**Text excerpt**:

I don't know what the negative reviewers are talking about. This book had me gripping the covers from the moment I began until the second I finished it. It's fast-paced, interesting, and exciting. I can sense Fleming's original Bond in these pages, and Benson shows that he is a terrific storyteller. Try it for yourself, as well as his other works. These books soar...!

Great Bond experience.

I enjoyed reading "Tattoo" because it not only provides an exciting adventure in the 007 tradition, but it includes location details that actually put the reader into the fantasy. This adventure takes place in Japan, and Raymond Benson's research into customs, social interests, food and politics are outstanding. I completed it in record time and was hungry for more!

**Activity list**:
#1 Can you sum up the reviews in two sentences?
#2 According to the reviews, where does the adventure in "Tattoo" take place?
#3 Print the passage from the reviews starting at "I don't know" and ending at "hungry for more!".
The listing that comes after the reviews is separate material.

**Supplied information**:
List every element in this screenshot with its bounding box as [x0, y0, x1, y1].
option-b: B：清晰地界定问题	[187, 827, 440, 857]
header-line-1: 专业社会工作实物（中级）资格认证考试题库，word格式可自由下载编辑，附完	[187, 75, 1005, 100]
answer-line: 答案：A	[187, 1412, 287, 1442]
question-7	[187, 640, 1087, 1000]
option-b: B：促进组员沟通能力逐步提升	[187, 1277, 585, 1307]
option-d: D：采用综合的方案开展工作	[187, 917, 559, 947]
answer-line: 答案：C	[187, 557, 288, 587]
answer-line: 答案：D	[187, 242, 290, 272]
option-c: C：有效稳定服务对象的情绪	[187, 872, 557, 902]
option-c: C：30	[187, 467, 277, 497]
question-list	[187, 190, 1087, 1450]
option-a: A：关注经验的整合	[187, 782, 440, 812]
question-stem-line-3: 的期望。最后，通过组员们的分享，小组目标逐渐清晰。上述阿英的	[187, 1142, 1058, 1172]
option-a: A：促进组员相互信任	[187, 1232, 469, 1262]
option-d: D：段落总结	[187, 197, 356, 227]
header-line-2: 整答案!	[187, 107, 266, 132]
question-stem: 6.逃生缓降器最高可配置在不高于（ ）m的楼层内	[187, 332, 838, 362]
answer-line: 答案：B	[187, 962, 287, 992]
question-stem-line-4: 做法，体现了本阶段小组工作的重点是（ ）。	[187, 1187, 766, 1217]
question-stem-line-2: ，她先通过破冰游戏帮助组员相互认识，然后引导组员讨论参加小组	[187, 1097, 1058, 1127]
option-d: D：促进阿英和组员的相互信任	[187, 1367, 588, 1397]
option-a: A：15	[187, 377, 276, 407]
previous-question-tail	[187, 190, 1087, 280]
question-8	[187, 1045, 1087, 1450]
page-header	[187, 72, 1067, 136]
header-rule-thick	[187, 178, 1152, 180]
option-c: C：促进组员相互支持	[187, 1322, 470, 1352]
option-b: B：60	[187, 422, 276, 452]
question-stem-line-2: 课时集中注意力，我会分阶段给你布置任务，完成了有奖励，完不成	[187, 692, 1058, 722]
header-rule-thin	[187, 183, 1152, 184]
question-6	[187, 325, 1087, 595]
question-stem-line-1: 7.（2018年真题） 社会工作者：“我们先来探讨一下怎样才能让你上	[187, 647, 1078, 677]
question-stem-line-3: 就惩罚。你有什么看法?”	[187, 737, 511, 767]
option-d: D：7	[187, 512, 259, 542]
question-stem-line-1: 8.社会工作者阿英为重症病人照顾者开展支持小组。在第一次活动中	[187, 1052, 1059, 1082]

**Responses in order**:
#1 One reviewer dismisses the negative reviews, calling the book fast-paced, interesting, and exciting, and says Benson captures Fleming's original Bond and is a terrific storyteller. Another reviewer enjoyed "Tattoo" as an exciting adventure in the 007 tradition set in Japan and calls Raymond Benson's research into customs, social interests, food, and politics outstanding.

#2 Japan.

#3
I don't know what the negative reviewers are talking about. This book had me gripping the covers from the moment I began until the second I finished it. It's fast-paced, interesting, and exciting. I can sense Fleming's original Bond in these pages, and Benson shows that he is a terrific storyteller. Try it for yourself, as well as his other works. These books soar...!

Great Bond experience.

I enjoyed reading "Tattoo" because it not only provides an exciting adventure in the 007 tradition, but it includes location details that actually put the reader into the fantasy. This adventure takes place in Japan, and Raymond Benson's research into customs, social interests, food and politics are outstanding. I completed it in record time and was hungry for more!